DATASET ROWS >>
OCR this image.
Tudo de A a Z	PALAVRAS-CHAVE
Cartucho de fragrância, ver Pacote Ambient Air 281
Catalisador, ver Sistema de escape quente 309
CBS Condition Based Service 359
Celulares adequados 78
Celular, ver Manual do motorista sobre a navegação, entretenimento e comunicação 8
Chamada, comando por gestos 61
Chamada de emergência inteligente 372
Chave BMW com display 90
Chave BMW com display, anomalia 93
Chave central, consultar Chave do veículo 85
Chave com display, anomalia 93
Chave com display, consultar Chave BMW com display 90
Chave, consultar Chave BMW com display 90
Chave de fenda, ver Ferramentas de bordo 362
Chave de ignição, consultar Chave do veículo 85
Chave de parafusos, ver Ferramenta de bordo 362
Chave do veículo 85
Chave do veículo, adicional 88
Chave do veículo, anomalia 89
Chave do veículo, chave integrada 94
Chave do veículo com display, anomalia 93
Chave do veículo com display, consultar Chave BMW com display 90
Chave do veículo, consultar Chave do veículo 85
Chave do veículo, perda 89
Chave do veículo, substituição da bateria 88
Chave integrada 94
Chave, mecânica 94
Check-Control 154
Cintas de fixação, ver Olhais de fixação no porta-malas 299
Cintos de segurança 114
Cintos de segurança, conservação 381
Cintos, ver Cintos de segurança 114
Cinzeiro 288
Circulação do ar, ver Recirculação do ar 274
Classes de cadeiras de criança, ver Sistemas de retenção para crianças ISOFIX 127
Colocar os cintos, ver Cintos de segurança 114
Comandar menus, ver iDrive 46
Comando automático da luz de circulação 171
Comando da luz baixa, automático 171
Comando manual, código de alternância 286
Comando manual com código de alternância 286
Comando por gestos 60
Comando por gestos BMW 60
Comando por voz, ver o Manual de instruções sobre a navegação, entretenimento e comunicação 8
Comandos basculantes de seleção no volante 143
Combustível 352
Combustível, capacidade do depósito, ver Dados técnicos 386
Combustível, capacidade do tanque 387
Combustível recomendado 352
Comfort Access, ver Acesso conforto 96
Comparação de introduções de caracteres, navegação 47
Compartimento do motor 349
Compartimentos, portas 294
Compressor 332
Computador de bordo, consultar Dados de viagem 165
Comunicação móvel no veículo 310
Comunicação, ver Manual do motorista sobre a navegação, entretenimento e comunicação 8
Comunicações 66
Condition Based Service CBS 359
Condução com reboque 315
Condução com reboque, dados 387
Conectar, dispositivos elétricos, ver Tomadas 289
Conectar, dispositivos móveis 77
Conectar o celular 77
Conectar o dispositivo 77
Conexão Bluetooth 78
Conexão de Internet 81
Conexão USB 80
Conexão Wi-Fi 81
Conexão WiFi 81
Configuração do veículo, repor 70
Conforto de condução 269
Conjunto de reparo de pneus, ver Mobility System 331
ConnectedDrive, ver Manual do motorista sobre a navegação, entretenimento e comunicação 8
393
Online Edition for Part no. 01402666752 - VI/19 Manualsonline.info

TASK INSTRUCTIONS >> Reproduce each entry from the records above, character for character.

TASK RESULT >>
OCR this image.
Tudo de A a Z	PALAVRAS-CHAVE
Cartucho de fragrância, ver Pacote Ambient Air 281
Catalisador, ver Sistema de escape quente 309
CBS Condition Based Service 359
Celulares adequados 78
Celular, ver Manual do motorista sobre a navegação, entretenimento e comunicação 8
Chamada, comando por gestos 61
Chamada de emergência inteligente 372
Chave BMW com display 90
Chave BMW com display, anomalia 93
Chave central, consultar Chave do veículo 85
Chave com display, anomalia 93
Chave com display, consultar Chave BMW com display 90
Chave, consultar Chave BMW com display 90
Chave de fenda, ver Ferramentas de bordo 362
Chave de ignição, consultar Chave do veículo 85
Chave de parafusos, ver Ferramenta de bordo 362
Chave do veículo 85
Chave do veículo, adicional 88
Chave do veículo, anomalia 89
Chave do veículo, chave integrada 94
Chave do veículo com display, anomalia 93
Chave do veículo com display, consultar Chave BMW com display 90
Chave do veículo, consultar Chave do veículo 85
Chave do veículo, perda 89
Chave do veículo, substituição da bateria 88
Chave integrada 94
Chave, mecânica 94
Check-Control 154
Cintas de fixação, ver Olhais de fixação no porta-malas 299
Cintos de segurança 114
Cintos de segurança, conservação 381
Cintos, ver Cintos de segurança 114
Cinzeiro 288
Circulação do ar, ver Recirculação do ar 274
Classes de cadeiras de criança, ver Sistemas de retenção para crianças ISOFIX 127
Colocar os cintos, ver Cintos de segurança 114
Comandar menus, ver iDrive 46
Comando automático da luz de circulação 171
Comando da luz baixa, automático 171
Comando manual, código de alternância 286
Comando manual com código de alternância 286
Comando por gestos 60
Comando por gestos BMW 60
Comando por voz, ver o Manual de instruções sobre a navegação, entretenimento e comunicação 8
Comandos basculantes de seleção no volante 143
Combustível 352
Combustível, capacidade do depósito, ver Dados técnicos 386
Combustível, capacidade do tanque 387
Combustível recomendado 352
Comfort Access, ver Acesso conforto 96
Comparação de introduções de caracteres, navegação 47
Compartimento do motor 349
Compartimentos, portas 294
Compressor 332
Computador de bordo, consultar Dados de viagem 165
Comunicação móvel no veículo 310
Comunicação, ver Manual do motorista sobre a navegação, entretenimento e comunicação 8
Comunicações 66
Condition Based Service CBS 359
Condução com reboque 315
Condução com reboque, dados 387
Conectar, dispositivos elétricos, ver Tomadas 289
Conectar, dispositivos móveis 77
Conectar o celular 77
Conectar o dispositivo 77
Conexão Bluetooth 78
Conexão de Internet 81
Conexão USB 80
Conexão Wi-Fi 81
Conexão WiFi 81
Configuração do veículo, repor 70
Conforto de condução 269
Conjunto de reparo de pneus, ver Mobility System 331
ConnectedDrive, ver Manual do motorista sobre a navegação, entretenimento e comunicação 8
393
Online Edition for Part no. 01402666752 - VI/19 Manualsonline.info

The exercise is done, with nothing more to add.